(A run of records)
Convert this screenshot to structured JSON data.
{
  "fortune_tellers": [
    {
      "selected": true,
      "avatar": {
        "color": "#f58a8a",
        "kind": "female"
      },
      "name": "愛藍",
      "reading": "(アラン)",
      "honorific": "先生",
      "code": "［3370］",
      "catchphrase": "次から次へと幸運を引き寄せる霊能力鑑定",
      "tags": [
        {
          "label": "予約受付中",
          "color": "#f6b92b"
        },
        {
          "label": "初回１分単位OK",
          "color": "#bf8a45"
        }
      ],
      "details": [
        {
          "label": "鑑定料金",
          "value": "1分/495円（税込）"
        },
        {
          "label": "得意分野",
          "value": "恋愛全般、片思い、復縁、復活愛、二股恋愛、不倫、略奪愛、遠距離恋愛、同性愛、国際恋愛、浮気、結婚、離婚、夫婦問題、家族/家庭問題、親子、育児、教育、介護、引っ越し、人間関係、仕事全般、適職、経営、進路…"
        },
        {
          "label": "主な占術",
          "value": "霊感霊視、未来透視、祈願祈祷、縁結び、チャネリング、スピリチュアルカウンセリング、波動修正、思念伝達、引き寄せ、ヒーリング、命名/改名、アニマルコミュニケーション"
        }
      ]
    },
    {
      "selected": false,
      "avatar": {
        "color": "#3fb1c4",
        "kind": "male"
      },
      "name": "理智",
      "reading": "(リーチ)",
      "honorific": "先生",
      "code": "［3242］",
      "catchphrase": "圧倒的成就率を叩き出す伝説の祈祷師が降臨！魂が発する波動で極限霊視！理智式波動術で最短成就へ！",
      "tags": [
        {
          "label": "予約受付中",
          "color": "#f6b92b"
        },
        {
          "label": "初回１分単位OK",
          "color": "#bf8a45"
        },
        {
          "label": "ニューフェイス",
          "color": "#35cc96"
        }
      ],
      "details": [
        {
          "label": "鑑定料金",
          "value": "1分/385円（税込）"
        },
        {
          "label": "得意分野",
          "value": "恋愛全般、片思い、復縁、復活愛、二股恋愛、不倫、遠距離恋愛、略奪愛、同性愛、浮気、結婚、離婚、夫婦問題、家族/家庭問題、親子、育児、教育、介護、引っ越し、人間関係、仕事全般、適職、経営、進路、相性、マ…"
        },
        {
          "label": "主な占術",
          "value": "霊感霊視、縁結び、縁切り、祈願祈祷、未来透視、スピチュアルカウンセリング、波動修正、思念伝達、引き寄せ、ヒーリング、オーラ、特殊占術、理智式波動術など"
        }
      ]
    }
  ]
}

* [Work to complete] Each entry above is to be printed again exactly.

* [Answer to this problem]
Convert this screenshot to structured JSON data.
{
  "fortune_tellers": [
    {
      "selected": true,
      "avatar": {
        "color": "#f58a8a",
        "kind": "female"
      },
      "name": "愛藍",
      "reading": "(アラン)",
      "honorific": "先生",
      "code": "［3370］",
      "catchphrase": "次から次へと幸運を引き寄せる霊能力鑑定",
      "tags": [
        {
          "label": "予約受付中",
          "color": "#f6b92b"
        },
        {
          "label": "初回１分単位OK",
          "color": "#bf8a45"
        }
      ],
      "details": [
        {
          "label": "鑑定料金",
          "value": "1分/495円（税込）"
        },
        {
          "label": "得意分野",
          "value": "恋愛全般、片思い、復縁、復活愛、二股恋愛、不倫、略奪愛、遠距離恋愛、同性愛、国際恋愛、浮気、結婚、離婚、夫婦問題、家族/家庭問題、親子、育児、教育、介護、引っ越し、人間関係、仕事全般、適職、経営、進路…"
        },
        {
          "label": "主な占術",
          "value": "霊感霊視、未来透視、祈願祈祷、縁結び、チャネリング、スピリチュアルカウンセリング、波動修正、思念伝達、引き寄せ、ヒーリング、命名/改名、アニマルコミュニケーション"
        }
      ]
    },
    {
      "selected": false,
      "avatar": {
        "color": "#3fb1c4",
        "kind": "male"
      },
      "name": "理智",
      "reading": "(リーチ)",
      "honorific": "先生",
      "code": "［3242］",
      "catchphrase": "圧倒的成就率を叩き出す伝説の祈祷師が降臨！魂が発する波動で極限霊視！理智式波動術で最短成就へ！",
      "tags": [
        {
          "label": "予約受付中",
          "color": "#f6b92b"
        },
        {
          "label": "初回１分単位OK",
          "color": "#bf8a45"
        },
        {
          "label": "ニューフェイス",
          "color": "#35cc96"
        }
      ],
      "details": [
        {
          "label": "鑑定料金",
          "value": "1分/385円（税込）"
        },
        {
          "label": "得意分野",
          "value": "恋愛全般、片思い、復縁、復活愛、二股恋愛、不倫、遠距離恋愛、略奪愛、同性愛、浮気、結婚、離婚、夫婦問題、家族/家庭問題、親子、育児、教育、介護、引っ越し、人間関係、仕事全般、適職、経営、進路、相性、マ…"
        },
        {
          "label": "主な占術",
          "value": "霊感霊視、縁結び、縁切り、祈願祈祷、未来透視、スピチュアルカウンセリング、波動修正、思念伝達、引き寄せ、ヒーリング、オーラ、特殊占術、理智式波動術など"
        }
      ]
    }
  ]
}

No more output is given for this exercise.